====== RAW DATA ======
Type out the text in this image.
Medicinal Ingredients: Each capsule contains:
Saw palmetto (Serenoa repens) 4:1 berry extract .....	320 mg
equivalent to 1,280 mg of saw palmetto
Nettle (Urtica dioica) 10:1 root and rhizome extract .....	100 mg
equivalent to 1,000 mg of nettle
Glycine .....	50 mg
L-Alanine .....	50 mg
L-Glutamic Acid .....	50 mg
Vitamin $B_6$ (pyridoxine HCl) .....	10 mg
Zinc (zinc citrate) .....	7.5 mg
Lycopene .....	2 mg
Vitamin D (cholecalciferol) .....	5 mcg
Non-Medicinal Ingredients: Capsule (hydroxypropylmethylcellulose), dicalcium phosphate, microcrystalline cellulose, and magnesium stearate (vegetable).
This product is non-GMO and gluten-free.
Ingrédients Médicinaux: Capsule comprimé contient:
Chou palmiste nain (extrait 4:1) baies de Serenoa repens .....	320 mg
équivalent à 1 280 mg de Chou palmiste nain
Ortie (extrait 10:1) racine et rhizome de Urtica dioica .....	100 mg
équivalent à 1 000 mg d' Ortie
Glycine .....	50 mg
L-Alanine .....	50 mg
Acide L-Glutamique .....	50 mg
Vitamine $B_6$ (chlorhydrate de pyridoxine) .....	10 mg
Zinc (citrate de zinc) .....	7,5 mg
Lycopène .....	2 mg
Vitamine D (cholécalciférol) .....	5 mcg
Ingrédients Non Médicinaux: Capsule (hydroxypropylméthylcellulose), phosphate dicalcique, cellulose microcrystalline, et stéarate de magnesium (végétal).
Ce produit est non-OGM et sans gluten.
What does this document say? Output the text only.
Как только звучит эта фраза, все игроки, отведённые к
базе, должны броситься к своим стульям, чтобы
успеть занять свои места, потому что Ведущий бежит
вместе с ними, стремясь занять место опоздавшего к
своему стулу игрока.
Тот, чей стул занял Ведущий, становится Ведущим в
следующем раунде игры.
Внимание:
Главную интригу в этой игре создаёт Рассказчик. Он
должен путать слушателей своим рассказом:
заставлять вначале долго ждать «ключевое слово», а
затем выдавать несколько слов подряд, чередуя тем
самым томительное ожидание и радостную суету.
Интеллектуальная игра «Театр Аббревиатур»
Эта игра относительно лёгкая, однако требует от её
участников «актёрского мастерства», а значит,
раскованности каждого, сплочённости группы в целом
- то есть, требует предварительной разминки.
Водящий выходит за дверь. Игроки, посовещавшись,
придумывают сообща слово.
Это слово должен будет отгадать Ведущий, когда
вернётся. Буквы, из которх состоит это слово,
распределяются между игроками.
======
TASK TO COMPLETE: Repeat the data in its entirety, character for character.

RESPONSE TO THE TASK:
Type out the text in this image.
Medicinal Ingredients: Each capsule contains:
Saw palmetto (Serenoa repens) 4:1 berry extract .....	320 mg
equivalent to 1,280 mg of saw palmetto
Nettle (Urtica dioica) 10:1 root and rhizome extract .....	100 mg
equivalent to 1,000 mg of nettle
Glycine .....	50 mg
L-Alanine .....	50 mg
L-Glutamic Acid .....	50 mg
Vitamin $B_6$ (pyridoxine HCl) .....	10 mg
Zinc (zinc citrate) .....	7.5 mg
Lycopene .....	2 mg
Vitamin D (cholecalciferol) .....	5 mcg
Non-Medicinal Ingredients: Capsule (hydroxypropylmethylcellulose), dicalcium phosphate, microcrystalline cellulose, and magnesium stearate (vegetable).
This product is non-GMO and gluten-free.
Ingrédients Médicinaux: Capsule comprimé contient:
Chou palmiste nain (extrait 4:1) baies de Serenoa repens .....	320 mg
équivalent à 1 280 mg de Chou palmiste nain
Ortie (extrait 10:1) racine et rhizome de Urtica dioica .....	100 mg
équivalent à 1 000 mg d' Ortie
Glycine .....	50 mg
L-Alanine .....	50 mg
Acide L-Glutamique .....	50 mg
Vitamine $B_6$ (chlorhydrate de pyridoxine) .....	10 mg
Zinc (citrate de zinc) .....	7,5 mg
Lycopène .....	2 mg
Vitamine D (cholécalciférol) .....	5 mcg
Ingrédients Non Médicinaux: Capsule (hydroxypropylméthylcellulose), phosphate dicalcique, cellulose microcrystalline, et stéarate de magnesium (végétal).
Ce produit est non-OGM et sans gluten.
What does this document say? Output the text only.
Как только звучит эта фраза, все игроки, отведённые к
базе, должны броситься к своим стульям, чтобы
успеть занять свои места, потому что Ведущий бежит
вместе с ними, стремясь занять место опоздавшего к
своему стулу игрока.
Тот, чей стул занял Ведущий, становится Ведущим в
следующем раунде игры.
Внимание:
Главную интригу в этой игре создаёт Рассказчик. Он
должен путать слушателей своим рассказом:
заставлять вначале долго ждать «ключевое слово», а
затем выдавать несколько слов подряд, чередуя тем
самым томительное ожидание и радостную суету.
Интеллектуальная игра «Театр Аббревиатур»
Эта игра относительно лёгкая, однако требует от её
участников «актёрского мастерства», а значит,
раскованности каждого, сплочённости группы в целом
- то есть, требует предварительной разминки.
Водящий выходит за дверь. Игроки, посовещавшись,
придумывают сообща слово.
Это слово должен будет отгадать Ведущий, когда
вернётся. Буквы, из которх состоит это слово,
распределяются между игроками.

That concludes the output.